---------- QUOTED TEXT ----------
When should I use NgRx or Redux?
"When should I use NgRx" is a question whose answers have changed several times over the years, and personally I find a lot of the guidance available online to be a little too "does it feel right" and “can something else handle what you are doing”. While informative and a great way to learn about some new libraries, this is largely not helpful for deciding when to say “yes, I would benefit from using NgRx for this project”. Over the last several years I’ve tried to come up with a mental framework for deciding whether or not a project would benefit from NgRx, and decided to share what I’ve come up with and see what others think.
Obviously this is subjective and I would love to hear what others have to say and see what the community would add or remove to this list!
Note that while this article references NgRx, this approach applies equally well to Redux in React for the most part.
The Conditions
In my experience, NgRx will prove to be a valuable addition to a project if…
- There is enough information coming back from the server(s) that the frontend can effectively model state, and that the frontend has at least some non-trivial state beyond storing what the server(s) respond with.
----------
PROBLEM SET:
[1] List every phrase that the article on choosing NgRx or Redux puts inside quotation marks.
[2] Decide whether each statement agrees with the article on choosing NgRx or Redux, and support each yes or no with the deciding words of the article: (a) The author says the approach also fits Redux in React for the most part. (b) The author finds much of the online guidance helpful for deciding whether to adopt NgRx. (c) The listed condition asks that the frontend hold nothing beyond what the servers respond with.
---------- ROWS ----------
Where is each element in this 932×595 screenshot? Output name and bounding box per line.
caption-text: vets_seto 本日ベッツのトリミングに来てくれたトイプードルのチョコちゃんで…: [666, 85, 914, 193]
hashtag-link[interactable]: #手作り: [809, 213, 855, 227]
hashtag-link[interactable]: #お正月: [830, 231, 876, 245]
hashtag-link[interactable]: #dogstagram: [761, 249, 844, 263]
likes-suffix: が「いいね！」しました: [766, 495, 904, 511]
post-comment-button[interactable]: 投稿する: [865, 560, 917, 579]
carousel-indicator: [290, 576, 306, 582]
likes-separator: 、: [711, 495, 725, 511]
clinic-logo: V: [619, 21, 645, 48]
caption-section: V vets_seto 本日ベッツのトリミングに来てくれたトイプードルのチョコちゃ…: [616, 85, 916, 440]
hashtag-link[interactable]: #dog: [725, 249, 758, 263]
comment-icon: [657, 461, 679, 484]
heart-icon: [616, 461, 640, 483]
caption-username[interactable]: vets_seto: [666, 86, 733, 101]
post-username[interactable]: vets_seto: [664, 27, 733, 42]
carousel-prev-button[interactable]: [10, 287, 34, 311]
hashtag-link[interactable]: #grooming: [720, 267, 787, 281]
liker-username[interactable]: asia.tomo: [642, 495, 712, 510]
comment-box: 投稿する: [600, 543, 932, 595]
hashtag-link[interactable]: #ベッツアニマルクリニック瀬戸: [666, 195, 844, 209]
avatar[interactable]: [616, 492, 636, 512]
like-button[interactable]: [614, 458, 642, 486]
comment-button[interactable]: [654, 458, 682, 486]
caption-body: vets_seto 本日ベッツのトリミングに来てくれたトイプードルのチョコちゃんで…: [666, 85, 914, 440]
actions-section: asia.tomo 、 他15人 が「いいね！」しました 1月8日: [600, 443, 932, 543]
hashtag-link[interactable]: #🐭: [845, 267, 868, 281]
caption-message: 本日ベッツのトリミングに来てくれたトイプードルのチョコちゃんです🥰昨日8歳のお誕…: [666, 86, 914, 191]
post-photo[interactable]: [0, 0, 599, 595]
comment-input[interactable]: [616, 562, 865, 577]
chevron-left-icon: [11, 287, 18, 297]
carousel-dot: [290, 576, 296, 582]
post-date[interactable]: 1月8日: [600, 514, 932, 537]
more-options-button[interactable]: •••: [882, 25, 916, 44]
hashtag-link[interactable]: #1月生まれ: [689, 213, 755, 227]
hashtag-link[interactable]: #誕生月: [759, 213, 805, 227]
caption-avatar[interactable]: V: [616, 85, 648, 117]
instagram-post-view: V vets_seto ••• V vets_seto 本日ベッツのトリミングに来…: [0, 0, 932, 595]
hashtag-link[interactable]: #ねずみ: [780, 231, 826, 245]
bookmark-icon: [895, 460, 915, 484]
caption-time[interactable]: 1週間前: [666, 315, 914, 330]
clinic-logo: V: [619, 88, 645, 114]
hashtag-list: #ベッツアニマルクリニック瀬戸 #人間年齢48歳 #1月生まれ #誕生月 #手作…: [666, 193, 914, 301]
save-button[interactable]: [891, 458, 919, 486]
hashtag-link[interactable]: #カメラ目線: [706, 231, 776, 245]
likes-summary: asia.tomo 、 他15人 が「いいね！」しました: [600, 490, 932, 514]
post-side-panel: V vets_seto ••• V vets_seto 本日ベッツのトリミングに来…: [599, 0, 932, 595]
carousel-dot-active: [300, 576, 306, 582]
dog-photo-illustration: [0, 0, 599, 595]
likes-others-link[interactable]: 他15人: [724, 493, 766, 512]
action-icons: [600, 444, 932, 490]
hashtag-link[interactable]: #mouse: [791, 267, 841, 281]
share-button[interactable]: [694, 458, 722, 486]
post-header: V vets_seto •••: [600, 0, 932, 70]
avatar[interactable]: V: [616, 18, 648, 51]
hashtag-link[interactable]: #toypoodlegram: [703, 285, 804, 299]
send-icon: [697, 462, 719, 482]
----------
SOLUTIONS TO THE TASKS:
[1]
- When should I use NgRx
- does it feel right
- can something else handle what you are doing
- yes, I would benefit from using NgRx for this project

[2]
(a) Yes: "this approach applies equally well to Redux in React for the most part"
(b) No: "this is largely not helpful for deciding when to say “yes, I would benefit from using NgRx for this project”"
(c) No: "the frontend has at least some non-trivial state beyond storing what the server(s) respond with"